Records from a data collection:
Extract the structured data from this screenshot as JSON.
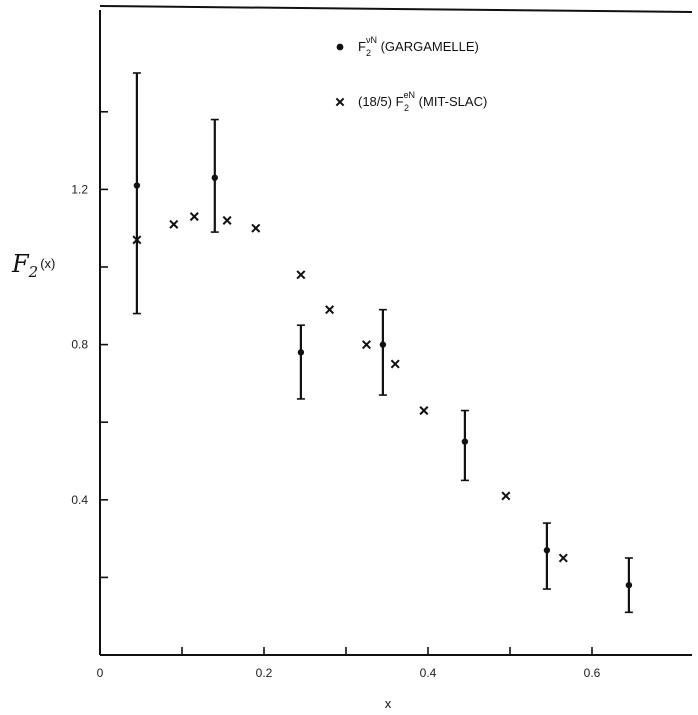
{
  "chart_data": {
    "type": "scatter",
    "title": "",
    "xlabel": "x",
    "ylabel": {
      "main": "F",
      "sub": "2",
      "paren": "(x)"
    },
    "xlim": [
      0,
      0.72
    ],
    "ylim": [
      0,
      1.65
    ],
    "x_ticks": [
      {
        "value": 0,
        "label": "0"
      },
      {
        "value": 0.1,
        "label": ""
      },
      {
        "value": 0.2,
        "label": "0.2"
      },
      {
        "value": 0.3,
        "label": ""
      },
      {
        "value": 0.4,
        "label": "0.4"
      },
      {
        "value": 0.5,
        "label": ""
      },
      {
        "value": 0.6,
        "label": "0.6"
      }
    ],
    "y_ticks": [
      {
        "value": 0.2,
        "label": ""
      },
      {
        "value": 0.4,
        "label": "0.4"
      },
      {
        "value": 0.6,
        "label": ""
      },
      {
        "value": 0.8,
        "label": "0.8"
      },
      {
        "value": 1.0,
        "label": ""
      },
      {
        "value": 1.2,
        "label": "1.2"
      },
      {
        "value": 1.4,
        "label": ""
      }
    ],
    "legend_position": "top-right",
    "series": [
      {
        "key": "gargamelle",
        "legend": {
          "base": "F",
          "sub": "2",
          "sup": "νN",
          "suffix": " (GARGAMELLE)"
        },
        "marker": "dot",
        "points": [
          {
            "x": 0.045,
            "y": 1.21,
            "lo": 0.88,
            "hi": 1.5
          },
          {
            "x": 0.14,
            "y": 1.23,
            "lo": 1.09,
            "hi": 1.38
          },
          {
            "x": 0.245,
            "y": 0.78,
            "lo": 0.66,
            "hi": 0.85
          },
          {
            "x": 0.345,
            "y": 0.8,
            "lo": 0.67,
            "hi": 0.89
          },
          {
            "x": 0.445,
            "y": 0.55,
            "lo": 0.45,
            "hi": 0.63
          },
          {
            "x": 0.545,
            "y": 0.27,
            "lo": 0.17,
            "hi": 0.34
          },
          {
            "x": 0.645,
            "y": 0.18,
            "lo": 0.11,
            "hi": 0.25
          }
        ]
      },
      {
        "key": "mit-slac",
        "legend": {
          "prefix": "(18/5) ",
          "base": "F",
          "sub": "2",
          "sup": "eN",
          "suffix": " (MIT-SLAC)"
        },
        "marker": "x",
        "points": [
          {
            "x": 0.045,
            "y": 1.07
          },
          {
            "x": 0.09,
            "y": 1.11
          },
          {
            "x": 0.115,
            "y": 1.13
          },
          {
            "x": 0.155,
            "y": 1.12
          },
          {
            "x": 0.19,
            "y": 1.1
          },
          {
            "x": 0.245,
            "y": 0.98
          },
          {
            "x": 0.28,
            "y": 0.89
          },
          {
            "x": 0.325,
            "y": 0.8
          },
          {
            "x": 0.36,
            "y": 0.75
          },
          {
            "x": 0.395,
            "y": 0.63
          },
          {
            "x": 0.495,
            "y": 0.41
          },
          {
            "x": 0.565,
            "y": 0.25
          }
        ]
      }
    ]
  }
}
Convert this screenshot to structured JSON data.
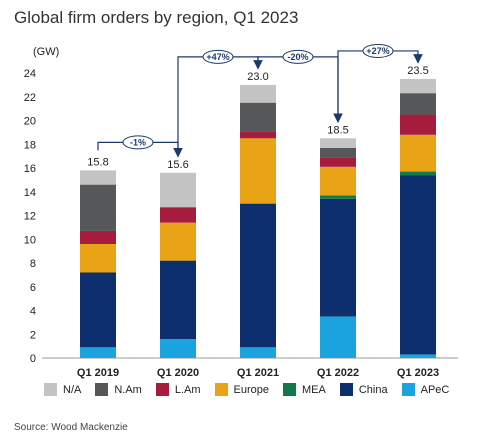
{
  "title": "Global firm orders by region, Q1 2023",
  "source": "Source: Wood Mackenzie",
  "chart_data": {
    "type": "bar",
    "stacked": true,
    "title": "Global firm orders by region, Q1 2023",
    "ylabel": "(GW)",
    "xlabel": "",
    "ylim": [
      0,
      24
    ],
    "yticks": [
      "0",
      "2",
      "4",
      "6",
      "8",
      "10",
      "12",
      "14",
      "16",
      "18",
      "20",
      "22",
      "24"
    ],
    "categories": [
      "Q1 2019",
      "Q1 2020",
      "Q1 2021",
      "Q1 2022",
      "Q1 2023"
    ],
    "series": [
      {
        "name": "APeC",
        "color": "#1aa3de",
        "values": [
          0.9,
          1.6,
          0.9,
          3.5,
          0.3
        ]
      },
      {
        "name": "China",
        "color": "#0e2f6e",
        "values": [
          6.3,
          6.6,
          12.1,
          9.9,
          15.1
        ]
      },
      {
        "name": "MEA",
        "color": "#127a4a",
        "values": [
          0.0,
          0.0,
          0.0,
          0.3,
          0.3
        ]
      },
      {
        "name": "Europe",
        "color": "#e8a317",
        "values": [
          2.4,
          3.2,
          5.5,
          2.4,
          3.1
        ]
      },
      {
        "name": "L.Am",
        "color": "#a51c3c",
        "values": [
          1.1,
          1.3,
          0.6,
          0.8,
          1.7
        ]
      },
      {
        "name": "N.Am",
        "color": "#555759",
        "values": [
          3.9,
          0.0,
          2.4,
          0.8,
          1.8
        ]
      },
      {
        "name": "N/A",
        "color": "#c4c4c4",
        "values": [
          1.2,
          2.9,
          1.5,
          0.8,
          1.2
        ]
      }
    ],
    "totals": [
      "15.8",
      "15.6",
      "23.0",
      "18.5",
      "23.5"
    ],
    "changes": [
      {
        "label": "-1%",
        "from": 0,
        "to": 1
      },
      {
        "label": "+47%",
        "from": 1,
        "to": 2
      },
      {
        "label": "-20%",
        "from": 2,
        "to": 3
      },
      {
        "label": "+27%",
        "from": 3,
        "to": 4
      }
    ],
    "legend": [
      "N/A",
      "N.Am",
      "L.Am",
      "Europe",
      "MEA",
      "China",
      "APeC"
    ],
    "grid": true,
    "legend_position": "bottom"
  }
}
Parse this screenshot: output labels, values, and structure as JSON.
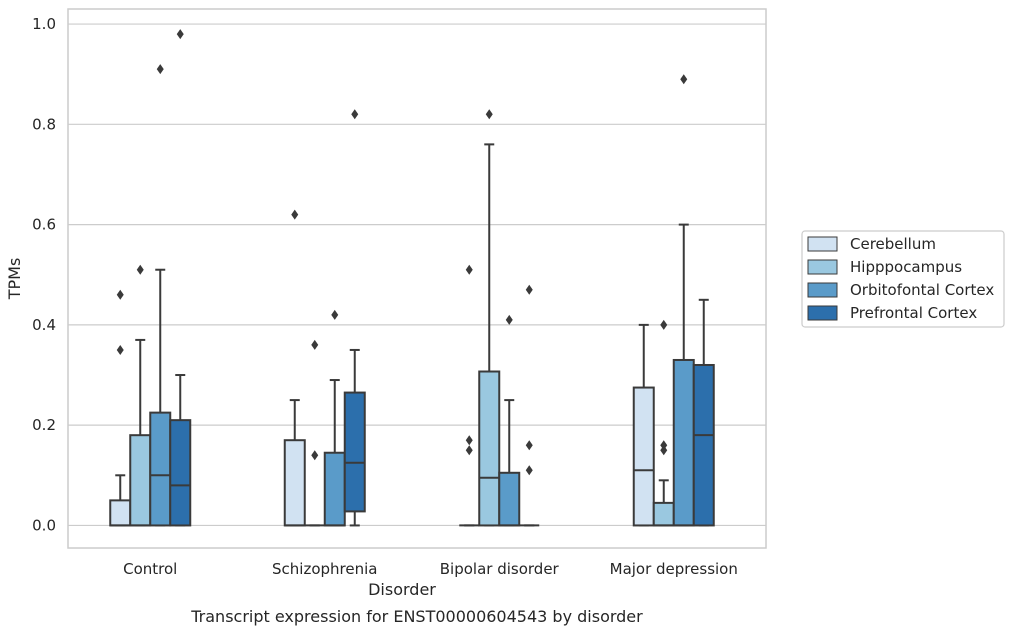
{
  "chart_data": {
    "type": "boxplot",
    "title": "",
    "caption": "Transcript expression for ENST00000604543 by disorder",
    "xlabel": "Disorder",
    "ylabel": "TPMs",
    "ylim": [
      -0.045,
      1.03
    ],
    "yticks": [
      0.0,
      0.2,
      0.4,
      0.6,
      0.8,
      1.0
    ],
    "ytick_labels": [
      "0.0",
      "0.2",
      "0.4",
      "0.6",
      "0.8",
      "1.0"
    ],
    "grid": true,
    "legend_position": "right",
    "categories": [
      "Control",
      "Schizophrenia",
      "Bipolar disorder",
      "Major depression"
    ],
    "series": [
      {
        "name": "Cerebellum",
        "color": "#d1e2f2",
        "boxes": [
          {
            "whislo": 0.0,
            "q1": 0.0,
            "med": 0.0,
            "q3": 0.05,
            "whishi": 0.1,
            "fliers": [
              0.35,
              0.46
            ]
          },
          {
            "whislo": 0.0,
            "q1": 0.0,
            "med": 0.0,
            "q3": 0.17,
            "whishi": 0.25,
            "fliers": [
              0.62
            ]
          },
          {
            "whislo": 0.0,
            "q1": 0.0,
            "med": 0.0,
            "q3": 0.0,
            "whishi": 0.0,
            "fliers": [
              0.15,
              0.17,
              0.51
            ]
          },
          {
            "whislo": 0.0,
            "q1": 0.0,
            "med": 0.11,
            "q3": 0.275,
            "whishi": 0.4,
            "fliers": []
          }
        ]
      },
      {
        "name": "Hipppocampus",
        "color": "#9ac8e0",
        "boxes": [
          {
            "whislo": 0.0,
            "q1": 0.0,
            "med": 0.0,
            "q3": 0.18,
            "whishi": 0.37,
            "fliers": [
              0.51
            ]
          },
          {
            "whislo": 0.0,
            "q1": 0.0,
            "med": 0.0,
            "q3": 0.0,
            "whishi": 0.0,
            "fliers": [
              0.14,
              0.36
            ]
          },
          {
            "whislo": 0.0,
            "q1": 0.0,
            "med": 0.095,
            "q3": 0.307,
            "whishi": 0.76,
            "fliers": [
              0.82
            ]
          },
          {
            "whislo": 0.0,
            "q1": 0.0,
            "med": 0.0,
            "q3": 0.045,
            "whishi": 0.09,
            "fliers": [
              0.15,
              0.16,
              0.4
            ]
          }
        ]
      },
      {
        "name": "Orbitofontal Cortex",
        "color": "#5a9bc9",
        "boxes": [
          {
            "whislo": 0.0,
            "q1": 0.0,
            "med": 0.1,
            "q3": 0.225,
            "whishi": 0.51,
            "fliers": [
              0.91
            ]
          },
          {
            "whislo": 0.0,
            "q1": 0.0,
            "med": 0.0,
            "q3": 0.145,
            "whishi": 0.29,
            "fliers": [
              0.42
            ]
          },
          {
            "whislo": 0.0,
            "q1": 0.0,
            "med": 0.0,
            "q3": 0.105,
            "whishi": 0.25,
            "fliers": [
              0.41
            ]
          },
          {
            "whislo": 0.0,
            "q1": 0.0,
            "med": 0.0,
            "q3": 0.33,
            "whishi": 0.6,
            "fliers": [
              0.89
            ]
          }
        ]
      },
      {
        "name": "Prefrontal Cortex",
        "color": "#2c6fac",
        "boxes": [
          {
            "whislo": 0.0,
            "q1": 0.0,
            "med": 0.08,
            "q3": 0.21,
            "whishi": 0.3,
            "fliers": [
              0.98
            ]
          },
          {
            "whislo": 0.0,
            "q1": 0.028,
            "med": 0.125,
            "q3": 0.265,
            "whishi": 0.35,
            "fliers": [
              0.82
            ]
          },
          {
            "whislo": 0.0,
            "q1": 0.0,
            "med": 0.0,
            "q3": 0.0,
            "whishi": 0.0,
            "fliers": [
              0.11,
              0.16,
              0.47
            ]
          },
          {
            "whislo": 0.0,
            "q1": 0.0,
            "med": 0.18,
            "q3": 0.32,
            "whishi": 0.45,
            "fliers": []
          }
        ]
      }
    ],
    "colors": {
      "line": "#3a3a3a",
      "grid": "#cccccc",
      "frame": "#cccccc",
      "background": "#ffffff"
    }
  }
}
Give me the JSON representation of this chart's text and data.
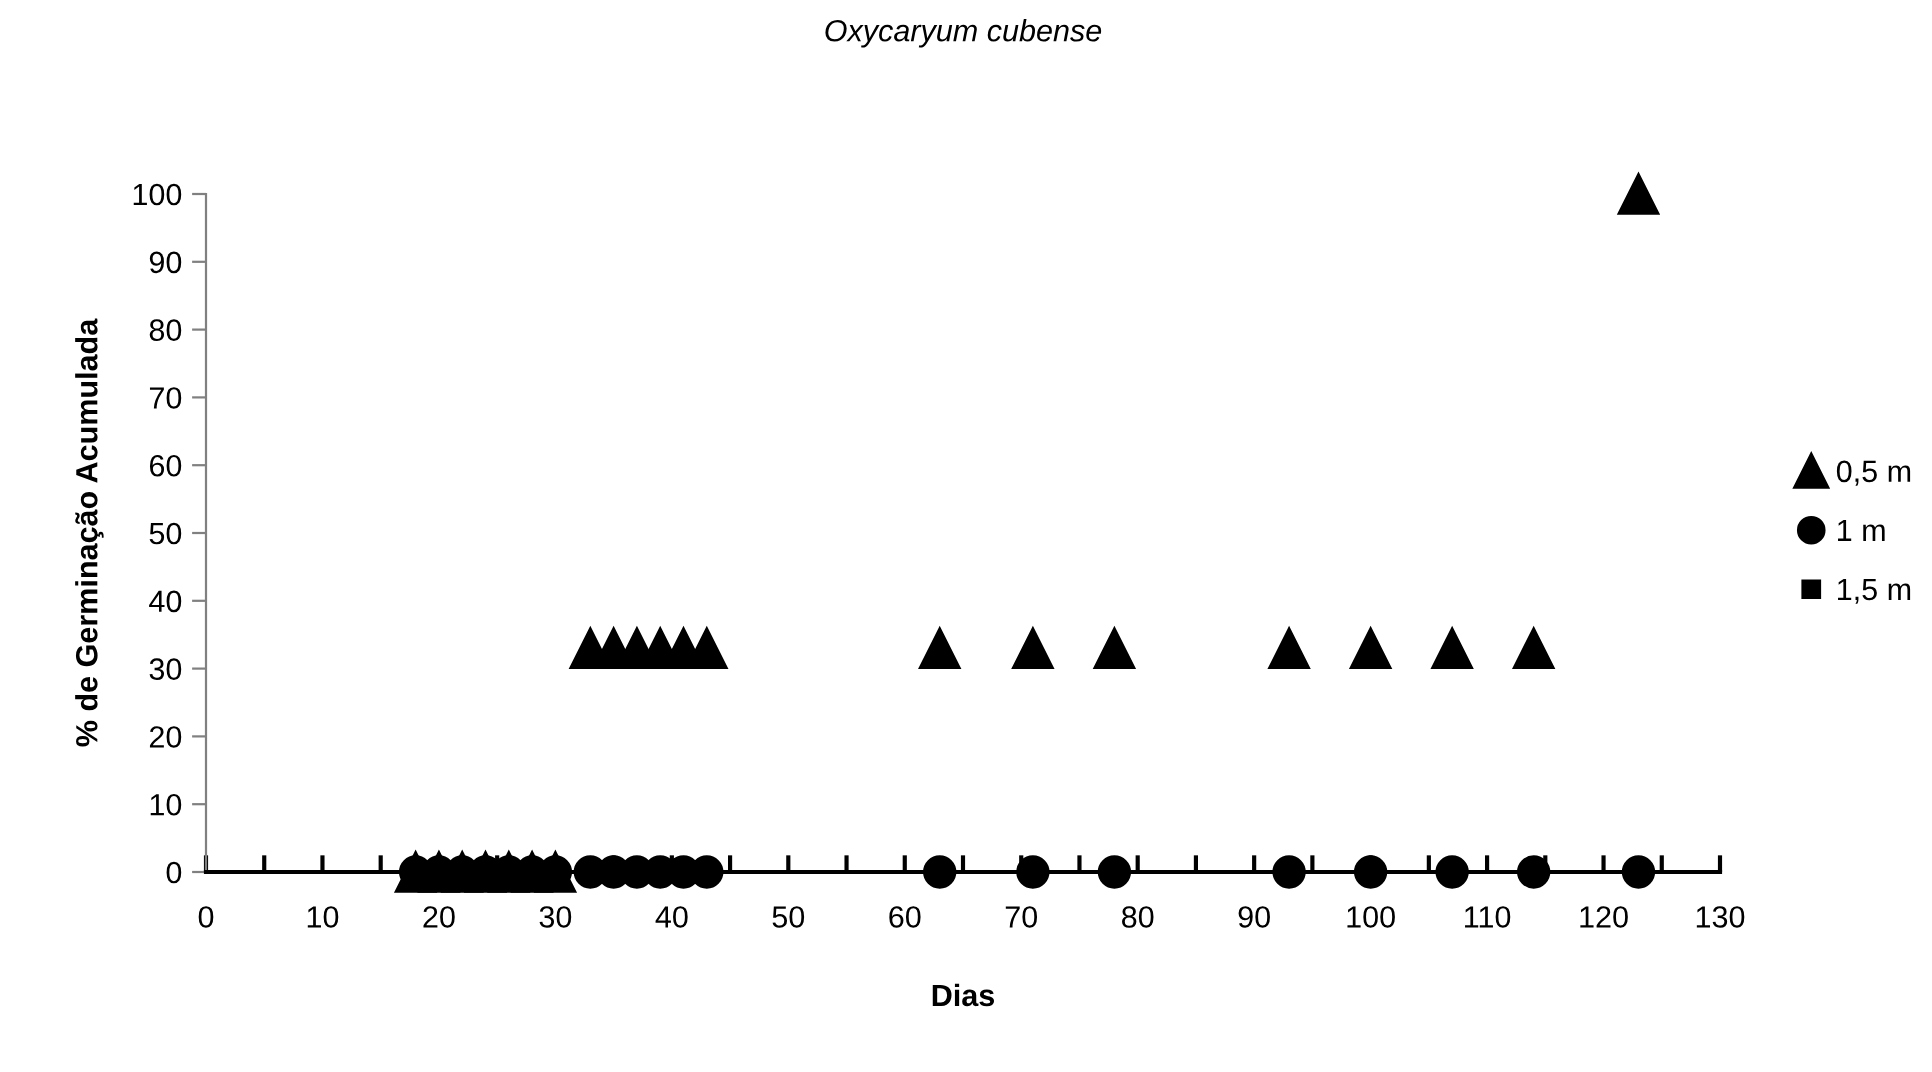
{
  "chart_data": {
    "type": "scatter",
    "title": "Oxycaryum cubense",
    "xlabel": "Dias",
    "ylabel": "% de Germinação Acumulada",
    "series": [
      {
        "name": "0,5 m",
        "color": "#000000",
        "marker": "triangle",
        "x": [
          18,
          20,
          22,
          24,
          26,
          28,
          30,
          33,
          35,
          37,
          39,
          41,
          43,
          63,
          71,
          78,
          93,
          100,
          107,
          114,
          123
        ],
        "values": [
          0,
          0,
          0,
          0,
          0,
          0,
          0,
          33,
          33,
          33,
          33,
          33,
          33,
          33,
          33,
          33,
          33,
          33,
          33,
          33,
          100
        ]
      },
      {
        "name": "1 m",
        "color": "#000000",
        "marker": "circle",
        "x": [
          18,
          20,
          22,
          24,
          26,
          28,
          30,
          33,
          35,
          37,
          39,
          41,
          43,
          63,
          71,
          78,
          93,
          100,
          107,
          114,
          123
        ],
        "values": [
          0,
          0,
          0,
          0,
          0,
          0,
          0,
          0,
          0,
          0,
          0,
          0,
          0,
          0,
          0,
          0,
          0,
          0,
          0,
          0,
          0
        ]
      },
      {
        "name": "1,5 m",
        "color": "#000000",
        "marker": "square"
      }
    ],
    "xlim": [
      0,
      130
    ],
    "xticks": [
      0,
      {
        "value": 5,
        "label": null
      },
      10,
      {
        "value": 15,
        "label": null
      },
      20,
      {
        "value": 25,
        "label": null
      },
      30,
      {
        "value": 35,
        "label": null
      },
      40,
      {
        "value": 45,
        "label": null
      },
      50,
      {
        "value": 55,
        "label": null
      },
      60,
      {
        "value": 65,
        "label": null
      },
      70,
      {
        "value": 75,
        "label": null
      },
      80,
      {
        "value": 85,
        "label": null
      },
      90,
      {
        "value": 95,
        "label": null
      },
      100,
      {
        "value": 105,
        "label": null
      },
      110,
      {
        "value": 115,
        "label": null
      },
      120,
      {
        "value": 125,
        "label": null
      },
      130
    ],
    "ylim": [
      0,
      100
    ],
    "yticks": [
      0,
      10,
      20,
      30,
      40,
      50,
      60,
      70,
      80,
      90,
      100
    ],
    "grid": false,
    "legend": "right"
  }
}
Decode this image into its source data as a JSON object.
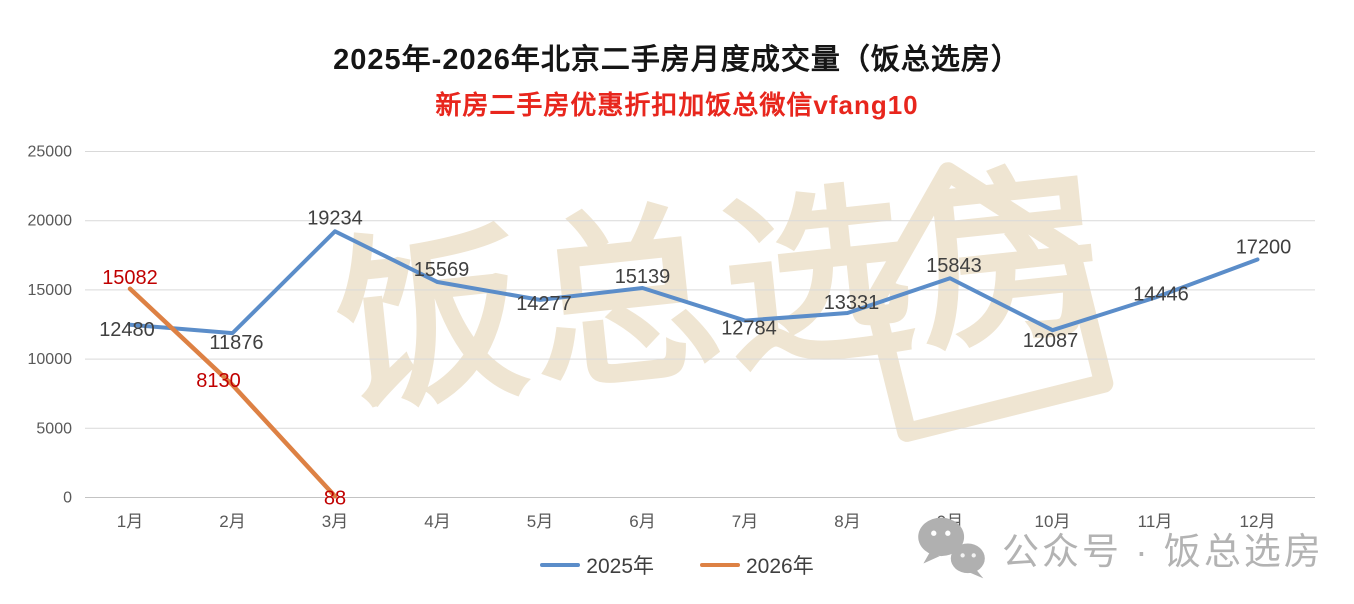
{
  "header": {
    "title": "2025年-2026年北京二手房月度成交量（饭总选房）",
    "subtitle": "新房二手房优惠折扣加饭总微信vfang10",
    "subtitle_color": "#e8261d"
  },
  "chart_data": {
    "type": "line",
    "title": "2025年-2026年北京二手房月度成交量（饭总选房）",
    "subtitle": "新房二手房优惠折扣加饭总微信vfang10",
    "categories": [
      "1月",
      "2月",
      "3月",
      "4月",
      "5月",
      "6月",
      "7月",
      "8月",
      "9月",
      "10月",
      "11月",
      "12月"
    ],
    "series": [
      {
        "name": "2025年",
        "color": "#5b8dc9",
        "label_color": "#404040",
        "values": [
          12480,
          11876,
          19234,
          15569,
          14277,
          15139,
          12784,
          13331,
          15843,
          12087,
          14446,
          17200
        ]
      },
      {
        "name": "2026年",
        "color": "#dd8144",
        "label_color": "#c00000",
        "values": [
          15082,
          8130,
          88
        ]
      }
    ],
    "xlabel": "",
    "ylabel": "",
    "ylim": [
      0,
      25000
    ],
    "yticks": [
      0,
      5000,
      10000,
      15000,
      20000,
      25000
    ],
    "grid": true,
    "legend_position": "bottom"
  },
  "legend": {
    "items": [
      {
        "label": "2025年",
        "color": "#5b8dc9"
      },
      {
        "label": "2026年",
        "color": "#dd8144"
      }
    ]
  },
  "watermark": {
    "center_text": "饭总选房",
    "wechat_text": "公众号 · 饭总选房"
  },
  "colors": {
    "grid": "#d9d9d9",
    "axis": "#c3c3c3",
    "tick": "#595959",
    "watermark": "#efe5d2",
    "wechat": "#b3b3b3"
  }
}
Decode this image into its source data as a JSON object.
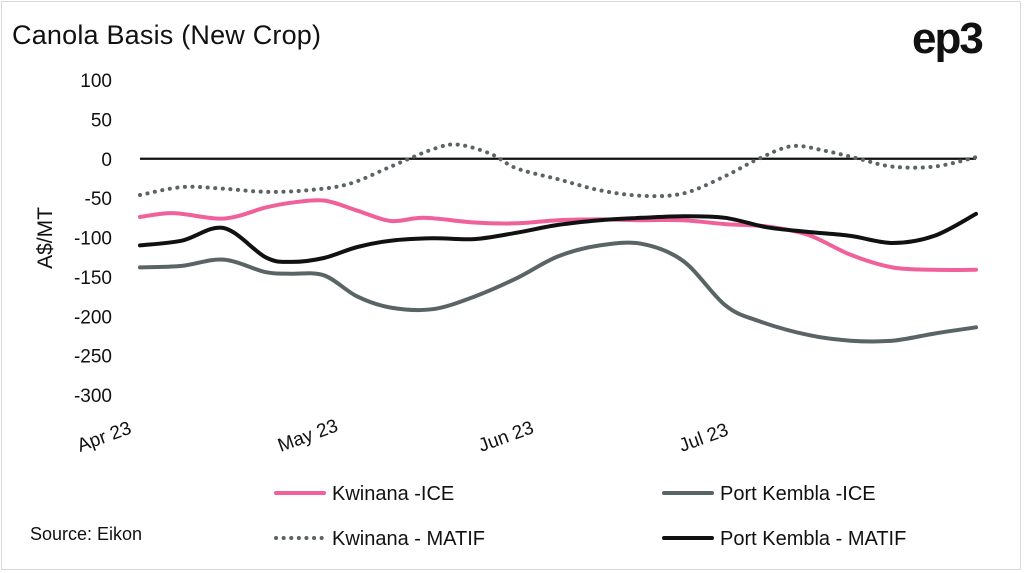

*DIRECTIONS*: Tally the lines in the listing that hold "right" and report the number alone.

*FINAL RESULT*: 3